__Selected excerpt__.
########

Hezbollah will pay ‘heavy price,’ PM vows after strike on Druze town kills 12 youngsters
Netanyahu says murder of Druze children won’t ‘pass in silence’ as security officials meet to discuss best options; Gallant tells Druze leaders Israel ‘will strike the enemy hard’
Israel will not let the murderous attack in Majdal Shams “pass in silence,” Prime Minister Benjamin Netanyahu vowed on Saturday afternoon, as senior security officials held consultations in the wake of a deadly Hezbollah rocket attack that left at least 12 young people dead in the northern Druze town.
The attack was the single deadliest Hezbollah attack since the fighting on the Israel-Lebanon border began on October 8, Israel Defense Forces spokesman Rear Adm. Daniel Hagari said on Saturday evening, and all the victims were aged between 10 and 20 years old.
Following the deadly strike, Netanyahu spoke to the spiritual leader of Israel’s Druze community Sheikh Muafak Tarif, the Prime Minister’s Office said, and vowed that Israel would not sit idly by.
“Prime Minister Netanyahu made clear that Israel will not allow the murderous attack to simply pass on by, and that Hezbollah will pay a heavy price for this that it has not paid until this point,” his office said.
The prime minister, who was still in the United States at the time of the attack but cut short his trip by several hours and was expected to land back in Israel early Sunday afternoon, repeated the sentiment in a video message released shortly after.

########

__Brief A__. Please list every person named in the article on the Majdal Shams strike.
__Brief B__. Resume the article on the Majdal Shams strike right after its final sentence.

__Supplied entries__.

########

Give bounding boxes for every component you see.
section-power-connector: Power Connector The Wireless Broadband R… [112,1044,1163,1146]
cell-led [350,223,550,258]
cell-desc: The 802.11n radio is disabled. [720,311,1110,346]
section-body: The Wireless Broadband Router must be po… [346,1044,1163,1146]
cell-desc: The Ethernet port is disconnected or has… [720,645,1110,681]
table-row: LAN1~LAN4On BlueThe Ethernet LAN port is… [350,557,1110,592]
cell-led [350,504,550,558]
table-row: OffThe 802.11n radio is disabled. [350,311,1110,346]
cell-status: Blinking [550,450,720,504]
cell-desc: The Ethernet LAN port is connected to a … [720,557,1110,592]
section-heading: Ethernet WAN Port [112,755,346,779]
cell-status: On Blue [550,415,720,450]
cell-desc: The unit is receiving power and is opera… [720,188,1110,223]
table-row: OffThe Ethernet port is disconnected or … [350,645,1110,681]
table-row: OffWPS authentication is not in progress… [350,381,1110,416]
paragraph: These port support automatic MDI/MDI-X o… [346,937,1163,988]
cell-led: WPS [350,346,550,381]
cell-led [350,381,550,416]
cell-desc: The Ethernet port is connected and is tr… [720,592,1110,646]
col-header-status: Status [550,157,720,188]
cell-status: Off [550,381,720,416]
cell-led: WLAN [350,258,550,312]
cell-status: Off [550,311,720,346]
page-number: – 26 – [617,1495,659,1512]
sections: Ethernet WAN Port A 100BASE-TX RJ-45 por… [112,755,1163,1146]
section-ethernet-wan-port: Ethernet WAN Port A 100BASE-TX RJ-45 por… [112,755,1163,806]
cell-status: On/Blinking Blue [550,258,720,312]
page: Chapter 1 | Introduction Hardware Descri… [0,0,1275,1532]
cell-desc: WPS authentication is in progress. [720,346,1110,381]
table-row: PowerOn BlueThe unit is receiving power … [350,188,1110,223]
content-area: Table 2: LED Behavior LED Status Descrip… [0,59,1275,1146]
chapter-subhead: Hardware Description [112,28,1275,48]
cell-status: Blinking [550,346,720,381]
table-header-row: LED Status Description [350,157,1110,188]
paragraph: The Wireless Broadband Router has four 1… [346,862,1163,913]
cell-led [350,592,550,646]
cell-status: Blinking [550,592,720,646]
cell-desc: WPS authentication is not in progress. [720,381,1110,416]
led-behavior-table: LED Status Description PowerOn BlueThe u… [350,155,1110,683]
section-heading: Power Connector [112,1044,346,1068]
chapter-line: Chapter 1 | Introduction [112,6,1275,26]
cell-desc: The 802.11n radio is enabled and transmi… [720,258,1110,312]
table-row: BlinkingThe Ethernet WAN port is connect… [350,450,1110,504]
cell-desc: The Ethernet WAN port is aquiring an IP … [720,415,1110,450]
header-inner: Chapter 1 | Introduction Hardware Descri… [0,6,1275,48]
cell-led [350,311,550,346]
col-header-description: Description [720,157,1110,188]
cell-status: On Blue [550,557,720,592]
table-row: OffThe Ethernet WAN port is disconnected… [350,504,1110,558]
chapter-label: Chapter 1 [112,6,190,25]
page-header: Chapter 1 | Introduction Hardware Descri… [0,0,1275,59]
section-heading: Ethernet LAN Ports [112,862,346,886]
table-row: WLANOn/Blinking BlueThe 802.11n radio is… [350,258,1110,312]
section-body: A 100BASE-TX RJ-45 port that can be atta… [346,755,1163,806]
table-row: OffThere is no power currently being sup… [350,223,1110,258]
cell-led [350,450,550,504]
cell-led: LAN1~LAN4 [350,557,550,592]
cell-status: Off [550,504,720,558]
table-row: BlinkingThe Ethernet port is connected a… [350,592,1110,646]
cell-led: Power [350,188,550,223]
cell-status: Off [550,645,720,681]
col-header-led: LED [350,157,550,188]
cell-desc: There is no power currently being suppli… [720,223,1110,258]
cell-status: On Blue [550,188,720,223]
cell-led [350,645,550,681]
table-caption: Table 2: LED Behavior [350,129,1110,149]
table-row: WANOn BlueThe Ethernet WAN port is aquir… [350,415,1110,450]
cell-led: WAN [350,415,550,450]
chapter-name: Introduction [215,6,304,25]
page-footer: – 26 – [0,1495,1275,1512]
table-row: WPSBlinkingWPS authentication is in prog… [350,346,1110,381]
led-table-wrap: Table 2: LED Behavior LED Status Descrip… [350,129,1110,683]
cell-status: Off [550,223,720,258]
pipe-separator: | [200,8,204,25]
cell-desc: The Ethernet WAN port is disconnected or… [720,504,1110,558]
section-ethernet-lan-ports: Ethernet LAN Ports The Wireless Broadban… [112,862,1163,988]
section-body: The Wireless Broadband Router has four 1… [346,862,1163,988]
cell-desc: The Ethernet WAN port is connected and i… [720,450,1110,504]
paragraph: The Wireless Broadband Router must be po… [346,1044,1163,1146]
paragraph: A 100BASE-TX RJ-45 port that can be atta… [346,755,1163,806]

########

__Response A__. Benjamin Netanyahu, Gallant, Daniel Hagari, Sheikh Muafak Tarif

__Response B__.
“Among the murdered were small children who were playing soccer,” he said, “and others were also murdered. Our hearts are all broken by these sights.”
He pledged that Israel would “not let this pass in silence,” and said the whole nation stood together with the Druze community “in its difficult time, which is also our difficult time.”
Israel’s decision-making security cabinet was set to convene on Sunday afternoon.
In the immediate aftermath of the attack, Defense Minister Yoav Gallant was briefed by top military and security officials on Israel’s options “for action against Hezbollah.”
The meeting was attended by IDF Chief of Staff Lt. Gen. Herzi Halevi, Shin Bet head Ronen Bar and Mossad chief David Barnea, among other officials.
On X, Gallant said he had spoken to Tarif “to share the heavy sorrow that befell the Druze community and the entire Israeli nation.”
He said that in his call with the Druze spiritual leader, he had promised that Israel “will strike the enemy hard.”
Like Netanyahu, security officials have vowed not to go easy on Hezbollah after the deadly attack, which was carried out with an Iranian-made rocket, and have signaled that the 10-month-long deadly confrontation on the Israel-Lebanon border could not be tolerated much longer.
Visiting the scene of the attack on Saturday night, Halevi told community leaders that the terror group, which does not “distinguish between killing Druze or Jews,” would be met with a “very, very significant response” from Israel.
But when Israel does retaliate, he warned, “Hezbollah may shoot more here, and caution must be taken to follow the Home Front Command and Northern Command’s instructions.
“We want to deliver a hard blow to Hezbollah, without having any more casualties here,” he added.
Calls for Israel to respond forcibly to Hezbollah were echoed across the political echelon as well, with some going so far as to demand Israel launch a full-scale military offensive against the Iran-backed terror group, even as an unnamed Israeli security source told Sky News Arabic that Israel does not “intend to spark a war.”
Foreign Minister Israel Katz said Israel was seeking international “support and legitimacy” to act against Hezbollah after the terror group “crossed all red lines” in Saturday’s rocket strike.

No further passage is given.